Problem to solve: Output the line containing "Extract all readable text from this page." and each line after it through the end of the data, exactly as written, with pictures left out.

Saved entries
## begin
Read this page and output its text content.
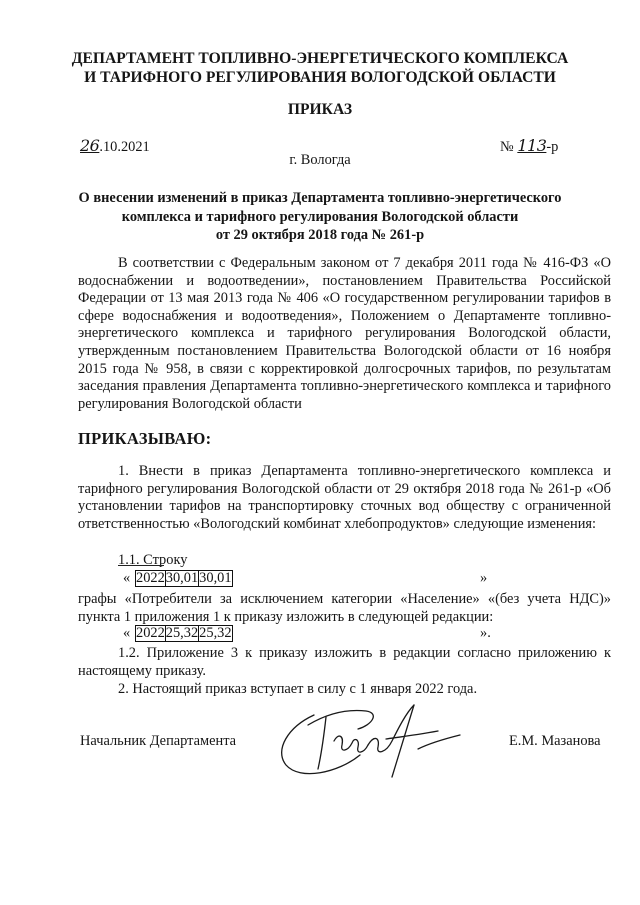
ДЕПАРТАМЕНТ ТОПЛИВНО-ЭНЕРГЕТИЧЕСКОГО КОМПЛЕКСА
И ТАРИФНОГО РЕГУЛИРОВАНИЯ ВОЛОГОДСКОЙ ОБЛАСТИ
ПРИКАЗ
26.10.2021	№ 113-р
г. Вологда
О внесении изменений в приказ Департамента топливно-энергетического
комплекса и тарифного регулирования Вологодской области
от 29 октября 2018 года № 261-р
В соответствии с Федеральным законом от 7 декабря 2011 года № 416-ФЗ «О водоснабжении и водоотведении», постановлением Правительства Российской Федерации от 13 мая 2013 года № 406 «О государственном регулировании тарифов в сфере водоснабжения и водоотведения», Положением о Департаменте топливно-энергетического комплекса и тарифного регулирования Вологодской области, утвержденным постановлением Правительства Вологодской области от 16 ноября 2015 года № 958, в связи с корректировкой долгосрочных тарифов, по результатам заседания правления Департамента топливно-энергетического комплекса и тарифного регулирования Вологодской области
ПРИКАЗЫВАЮ:
1. Внести в приказ Департамента топливно-энергетического комплекса и тарифного регулирования Вологодской области от 29 октября 2018 года № 261-р «Об установлении тарифов на транспортировку сточных вод обществу с ограниченной ответственностью «Вологодский комбинат хлебопродуктов» следующие изменения:
1.1. Строку
« 2022	30,01	30,01	»
графы «Потребители за исключением категории «Население» «(без учета НДС)» пункта 1 приложения 1 к приказу изложить в следующей редакции:
« 2022	25,32	25,32	».
1.2. Приложение 3 к приказу изложить в редакции согласно приложению к настоящему приказу.
2. Настоящий приказ вступает в силу с 1 января 2022 года.
Начальник Департамента	Е.М. Мазанова
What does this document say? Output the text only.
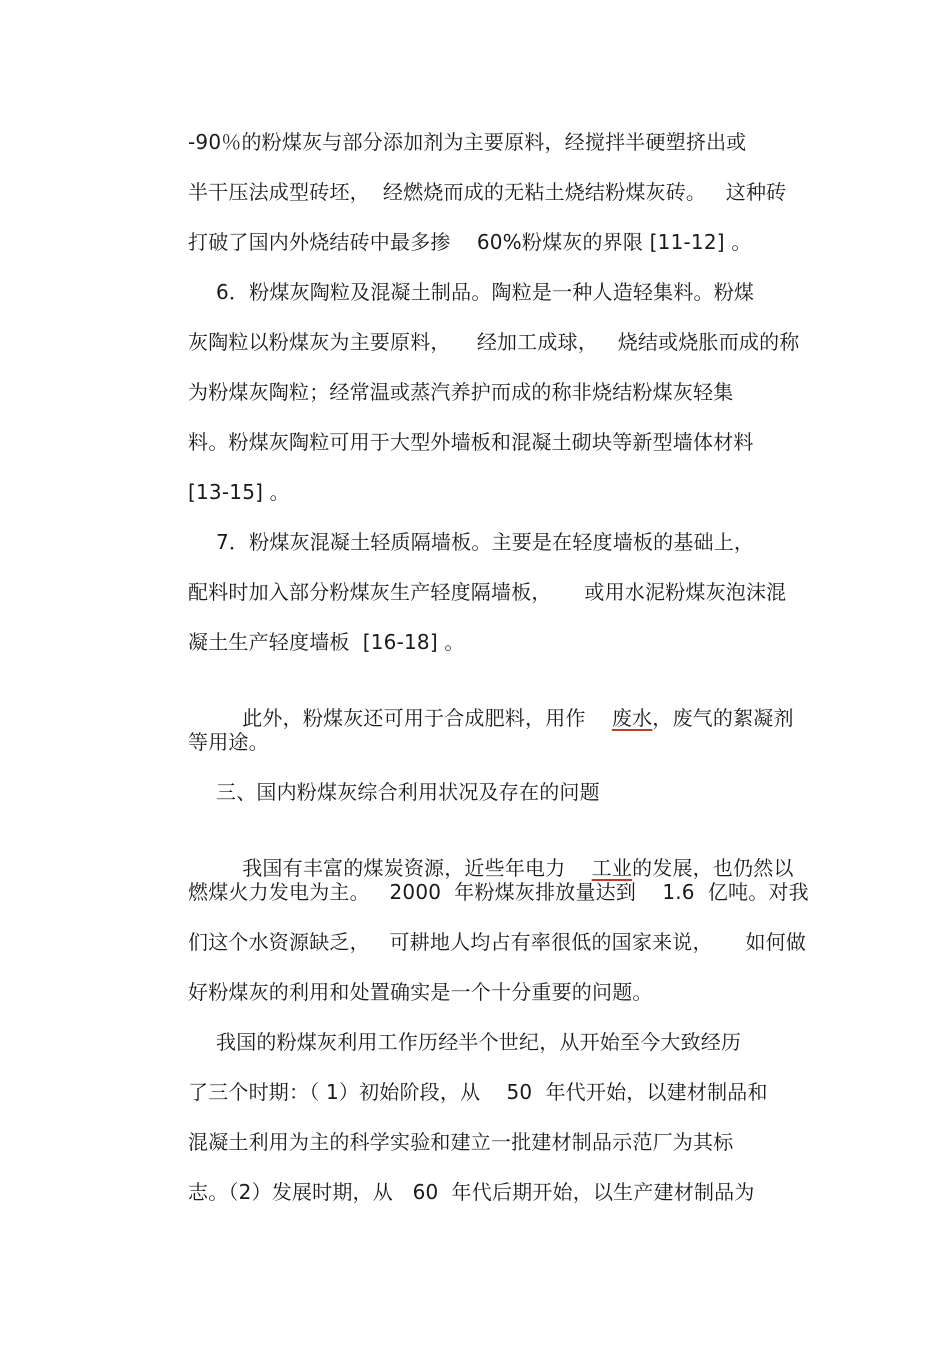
-90％的粉煤灰与部分添加剂为主要原料，经搅拌半硬塑挤出或
半干压法成型砖坯，  经燃烧而成的无粘土烧结粉煤灰砖。   这种砖
打破了国内外烧结砖中最多掺    60%粉煤灰的界限 [11-12] 。
6．粉煤灰陶粒及混凝土制品。陶粒是一种人造轻集料。粉煤
灰陶粒以粉煤灰为主要原料，    经加工成球，   烧结或烧胀而成的称
为粉煤灰陶粒；经常温或蒸汽养护而成的称非烧结粉煤灰轻集
料。粉煤灰陶粒可用于大型外墙板和混凝土砌块等新型墙体材料
[13-15] 。
7．粉煤灰混凝土轻质隔墙板。主要是在轻度墙板的基础上，
配料时加入部分粉煤灰生产轻度隔墙板，     或用水泥粉煤灰泡沫混
凝土生产轻度墙板  [16-18] 。

此外，粉煤灰还可用于合成肥料，用作    废水，废气的絮凝剂

等用途。
三、国内粉煤灰综合利用状况及存在的问题

我国有丰富的煤炭资源，近些年电力    工业的发展，也仍然以

燃煤火力发电为主。   2000  年粉煤灰排放量达到    1.6  亿吨。对我
们这个水资源缺乏，   可耕地人均占有率很低的国家来说，     如何做
好粉煤灰的利用和处置确实是一个十分重要的问题。
我国的粉煤灰利用工作历经半个世纪，从开始至今大致经历
了三个时期：（ 1）初始阶段，从    50  年代开始，以建材制品和
混凝土利用为主的科学实验和建立一批建材制品示范厂为其标
志。（2）发展时期，从   60  年代后期开始，以生产建材制品为
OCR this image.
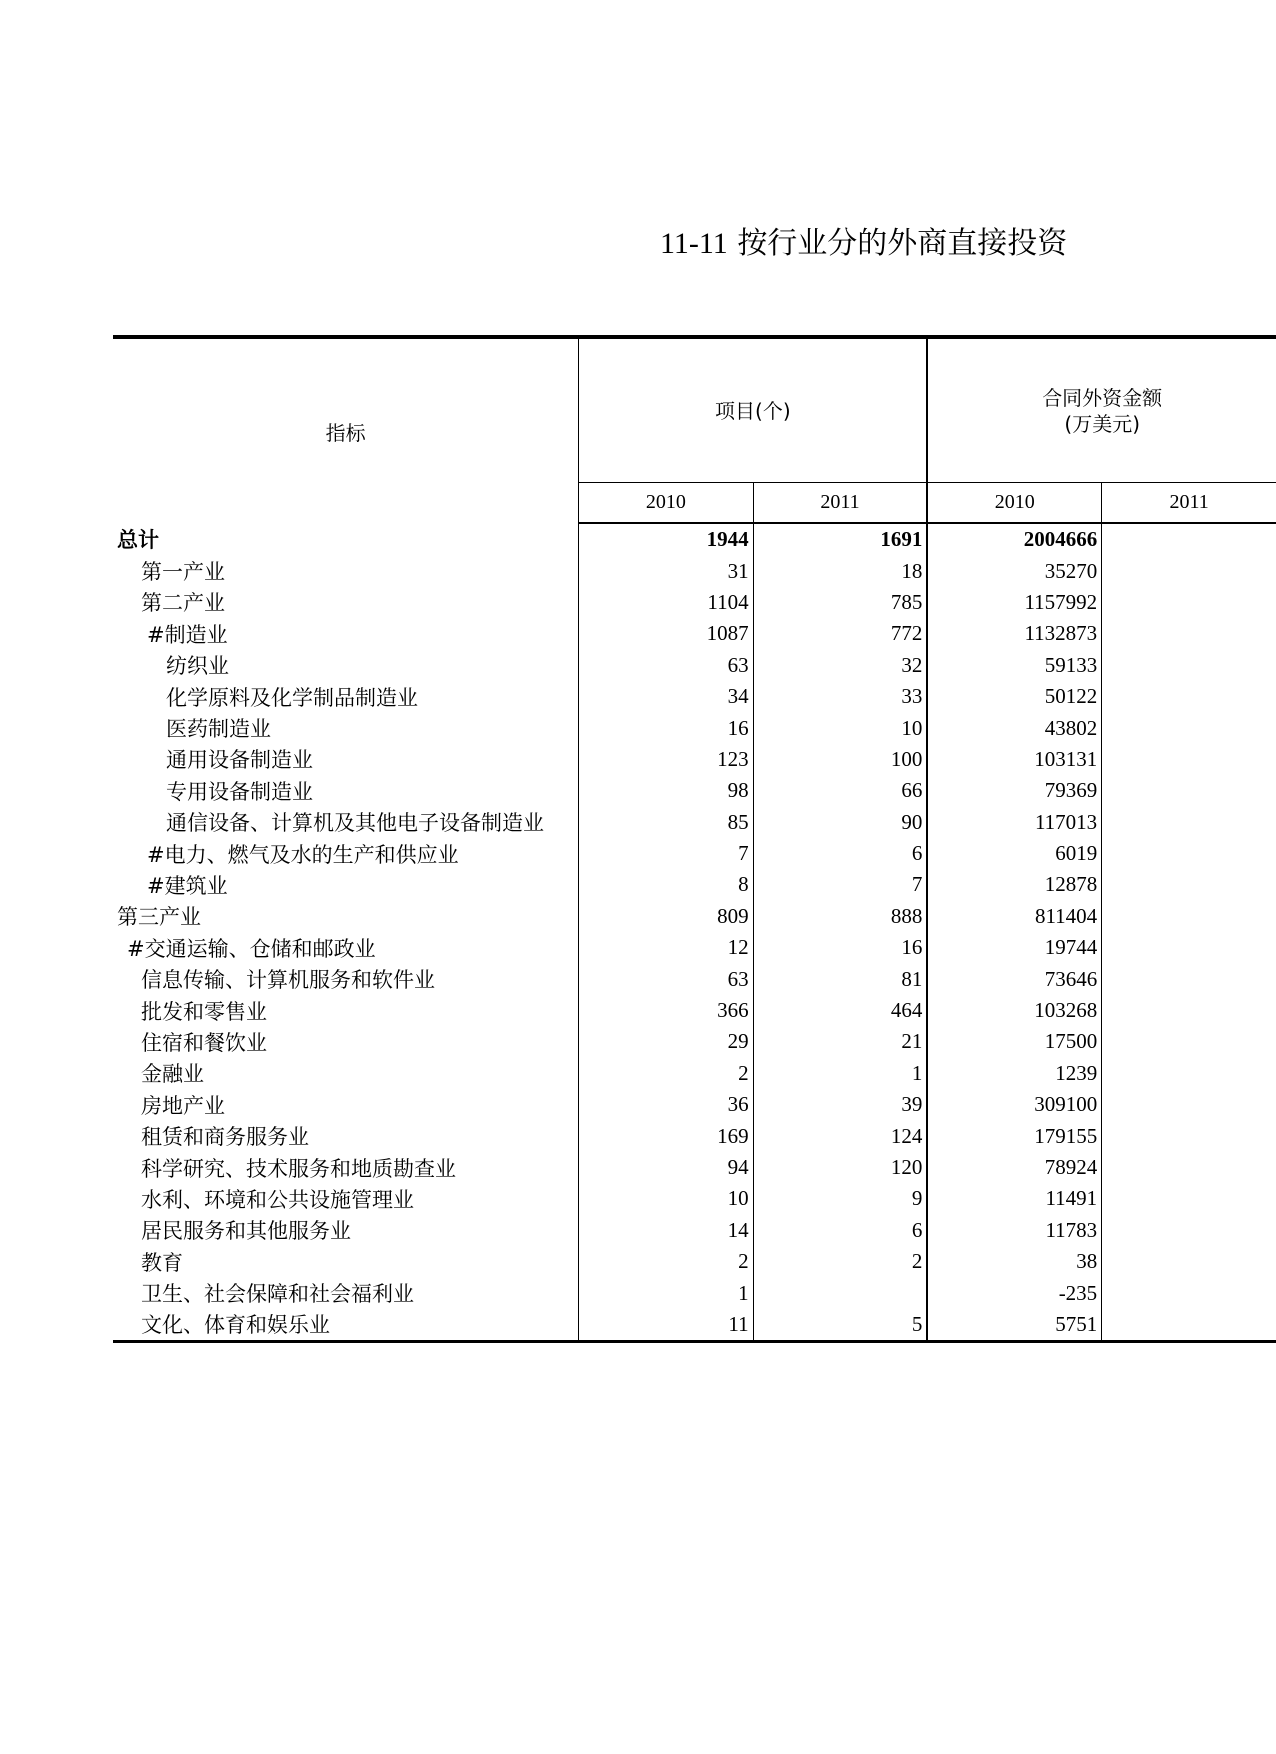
11-11 按行业分的外商直接投资
指标	项目(个)		合同外资金额
(万美元)	

	2010	2011	2010	2011
总计	1944	1691	2004666	
第一产业	31	18	35270	
第二产业	1104	785	1157992	
#制造业	1087	772	1132873	
纺织业	63	32	59133	
化学原料及化学制品制造业	34	33	50122	
医药制造业	16	10	43802	
通用设备制造业	123	100	103131	
专用设备制造业	98	66	79369	
通信设备、计算机及其他电子设备制造业	85	90	117013	
#电力、燃气及水的生产和供应业	7	6	6019	
#建筑业	8	7	12878	
第三产业	809	888	811404	
#交通运输、仓储和邮政业	12	16	19744	
信息传输、计算机服务和软件业	63	81	73646	
批发和零售业	366	464	103268	
住宿和餐饮业	29	21	17500	
金融业	2	1	1239	
房地产业	36	39	309100	
租赁和商务服务业	169	124	179155	
科学研究、技术服务和地质勘查业	94	120	78924	
水利、环境和公共设施管理业	10	9	11491	
居民服务和其他服务业	14	6	11783	
教育	2	2	38	
卫生、社会保障和社会福利业	1		-235	
文化、体育和娱乐业	11	5	5751	
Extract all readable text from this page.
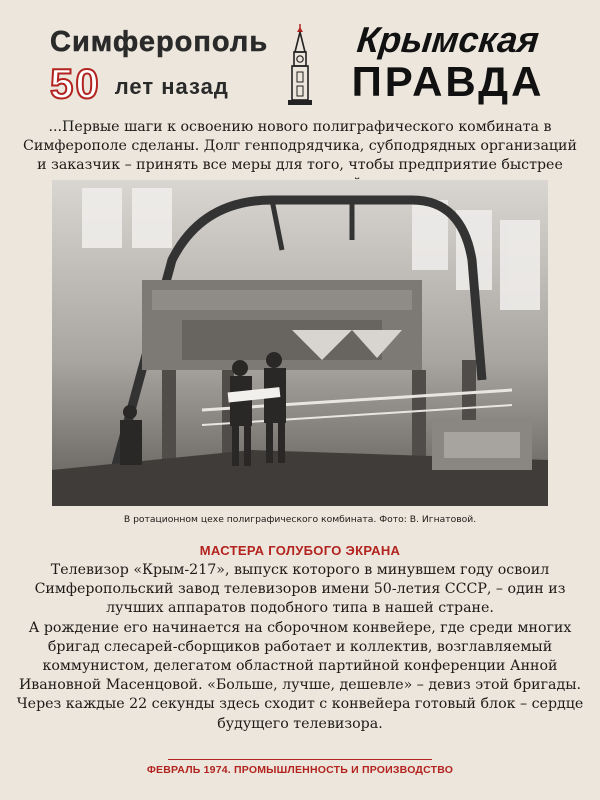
Симферополь
50 лет назад
Крымская
ПРАВДА
...Первые шаги к освоению нового полиграфического комбината в Симферополе сделаны. Долг генподрядчика, субподрядных организаций и заказчик – принять все меры для того, чтобы предприятие быстрее
В ротационном цехе полиграфического комбината. Фото: В. Игнатовой.
МАСТЕРА ГОЛУБОГО ЭКРАНА

Телевизор «Крым-217», выпуск которого в минувшем году освоил Симферопольский завод телевизоров имени 50-летия СССР, – один из лучших аппаратов подобного типа в нашей стране.

А рождение его начинается на сборочном конвейере, где среди многих бригад слесарей-сборщиков работает и коллектив, возглавляемый коммунистом, делегатом областной партийной конференции Анной Ивановной Масенцовой. «Больше, лучше, дешевле» – девиз этой бригады. Через каждые 22 секунды здесь сходит с конвейера готовый блок – сердце будущего телевизора.

ФЕВРАЛЬ 1974. ПРОМЫШЛЕННОСТЬ И ПРОИЗВОДСТВО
## end
Exercise result:
Extract all readable text from this page.
Симферополь
50 лет назад
Крымская
ПРАВДА
...Первые шаги к освоению нового полиграфического комбината в Симферополе сделаны. Долг генподрядчика, субподрядных организаций и заказчик – принять все меры для того, чтобы предприятие быстрее
В ротационном цехе полиграфического комбината. Фото: В. Игнатовой.
МАСТЕРА ГОЛУБОГО ЭКРАНА

Телевизор «Крым-217», выпуск которого в минувшем году освоил Симферопольский завод телевизоров имени 50-летия СССР, – один из лучших аппаратов подобного типа в нашей стране.

А рождение его начинается на сборочном конвейере, где среди многих бригад слесарей-сборщиков работает и коллектив, возглавляемый коммунистом, делегатом областной партийной конференции Анной Ивановной Масенцовой. «Больше, лучше, дешевле» – девиз этой бригады. Через каждые 22 секунды здесь сходит с конвейера готовый блок – сердце будущего телевизора.

ФЕВРАЛЬ 1974. ПРОМЫШЛЕННОСТЬ И ПРОИЗВОДСТВО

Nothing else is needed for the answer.